# [Exercise requirements]
Identify and reproduce every line holding the string "team".

Items from a figure collection
========
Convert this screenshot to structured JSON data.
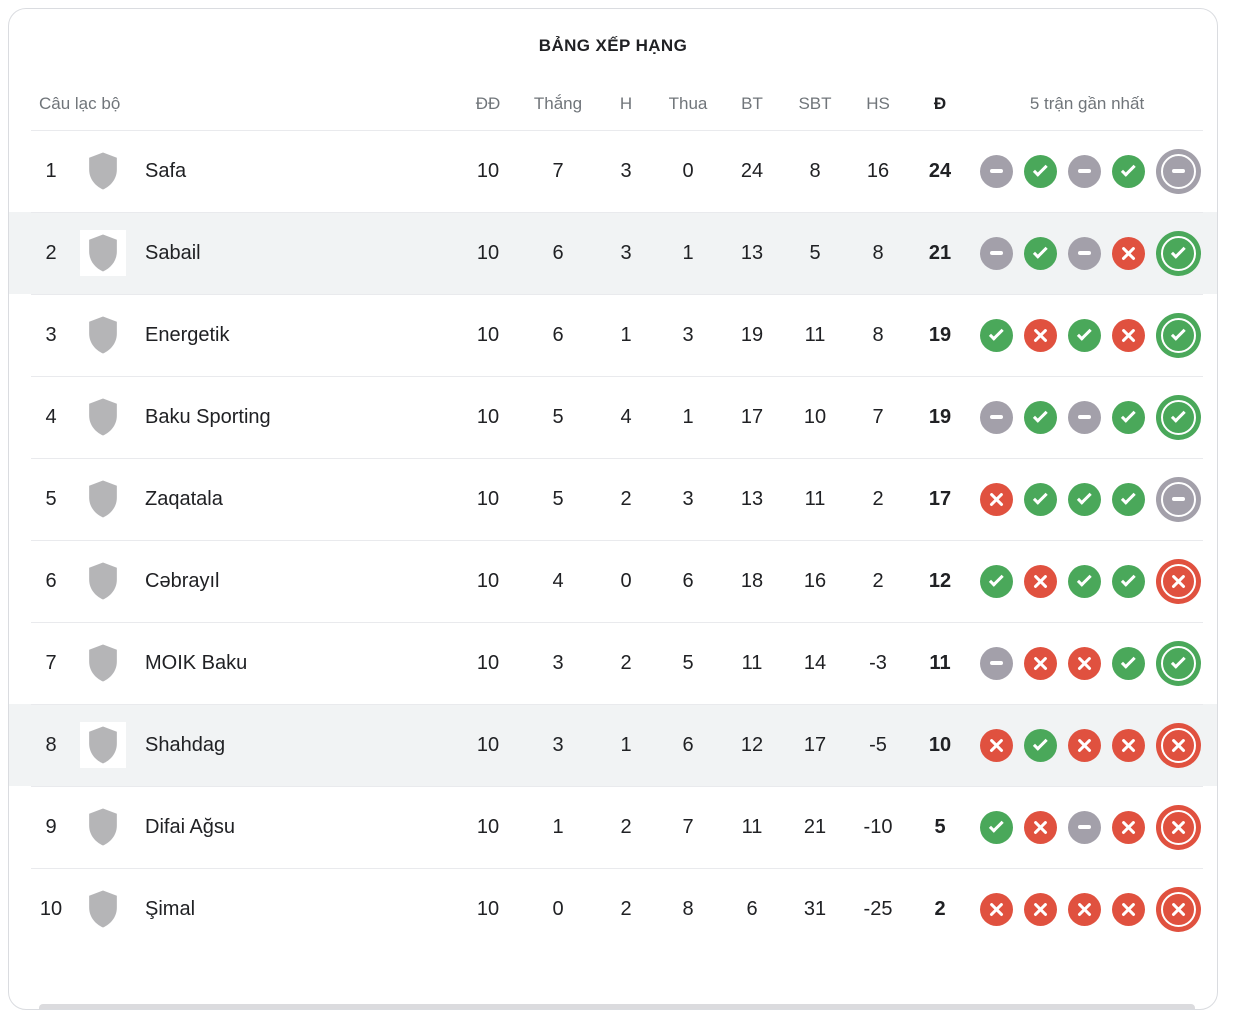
{
  "title": "BẢNG XẾP HẠNG",
  "table": {
    "headers": {
      "club": "Câu lạc bộ",
      "played": "ĐĐ",
      "wins": "Thắng",
      "draws": "H",
      "losses": "Thua",
      "goals_for": "BT",
      "goals_against": "SBT",
      "goal_diff": "HS",
      "points": "Đ",
      "form": "5 trận gần nhất"
    },
    "standings": [
      {
        "rank": 1,
        "team": "Safa",
        "played": 10,
        "wins": 7,
        "draws": 3,
        "losses": 0,
        "goals_for": 24,
        "goals_against": 8,
        "goal_diff": 16,
        "points": 24,
        "form": [
          "D",
          "W",
          "D",
          "W",
          "D"
        ],
        "highlighted": false
      },
      {
        "rank": 2,
        "team": "Sabail",
        "played": 10,
        "wins": 6,
        "draws": 3,
        "losses": 1,
        "goals_for": 13,
        "goals_against": 5,
        "goal_diff": 8,
        "points": 21,
        "form": [
          "D",
          "W",
          "D",
          "L",
          "W"
        ],
        "highlighted": true
      },
      {
        "rank": 3,
        "team": "Energetik",
        "played": 10,
        "wins": 6,
        "draws": 1,
        "losses": 3,
        "goals_for": 19,
        "goals_against": 11,
        "goal_diff": 8,
        "points": 19,
        "form": [
          "W",
          "L",
          "W",
          "L",
          "W"
        ],
        "highlighted": false
      },
      {
        "rank": 4,
        "team": "Baku Sporting",
        "played": 10,
        "wins": 5,
        "draws": 4,
        "losses": 1,
        "goals_for": 17,
        "goals_against": 10,
        "goal_diff": 7,
        "points": 19,
        "form": [
          "D",
          "W",
          "D",
          "W",
          "W"
        ],
        "highlighted": false
      },
      {
        "rank": 5,
        "team": "Zaqatala",
        "played": 10,
        "wins": 5,
        "draws": 2,
        "losses": 3,
        "goals_for": 13,
        "goals_against": 11,
        "goal_diff": 2,
        "points": 17,
        "form": [
          "L",
          "W",
          "W",
          "W",
          "D"
        ],
        "highlighted": false
      },
      {
        "rank": 6,
        "team": "Cəbrayıl",
        "played": 10,
        "wins": 4,
        "draws": 0,
        "losses": 6,
        "goals_for": 18,
        "goals_against": 16,
        "goal_diff": 2,
        "points": 12,
        "form": [
          "W",
          "L",
          "W",
          "W",
          "L"
        ],
        "highlighted": false
      },
      {
        "rank": 7,
        "team": "MOIK Baku",
        "played": 10,
        "wins": 3,
        "draws": 2,
        "losses": 5,
        "goals_for": 11,
        "goals_against": 14,
        "goal_diff": -3,
        "points": 11,
        "form": [
          "D",
          "L",
          "L",
          "W",
          "W"
        ],
        "highlighted": false
      },
      {
        "rank": 8,
        "team": "Shahdag",
        "played": 10,
        "wins": 3,
        "draws": 1,
        "losses": 6,
        "goals_for": 12,
        "goals_against": 17,
        "goal_diff": -5,
        "points": 10,
        "form": [
          "L",
          "W",
          "L",
          "L",
          "L"
        ],
        "highlighted": true
      },
      {
        "rank": 9,
        "team": "Difai Ağsu",
        "played": 10,
        "wins": 1,
        "draws": 2,
        "losses": 7,
        "goals_for": 11,
        "goals_against": 21,
        "goal_diff": -10,
        "points": 5,
        "form": [
          "W",
          "L",
          "D",
          "L",
          "L"
        ],
        "highlighted": false
      },
      {
        "rank": 10,
        "team": "Şimal",
        "played": 10,
        "wins": 0,
        "draws": 2,
        "losses": 8,
        "goals_for": 6,
        "goals_against": 31,
        "goal_diff": -25,
        "points": 2,
        "form": [
          "L",
          "L",
          "L",
          "L",
          "L"
        ],
        "highlighted": false
      }
    ]
  },
  "colors": {
    "win": "#4AA85A",
    "loss": "#E0513F",
    "draw": "#A3A0AA",
    "badge": "#B5B5B7",
    "row_highlight": "#F1F3F4",
    "divider": "#E9EAED",
    "card_border": "#DADCE0",
    "text_primary": "#202124",
    "text_secondary": "#70757A"
  }
}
========
# [Exercise output]
        "team": "Safa",
        "team": "Sabail",
        "team": "Energetik",
        "team": "Baku Sporting",
        "team": "Zaqatala",
        "team": "Cəbrayıl",
        "team": "MOIK Baku",
        "team": "Shahdag",
        "team": "Difai Ağsu",
        "team": "Şimal",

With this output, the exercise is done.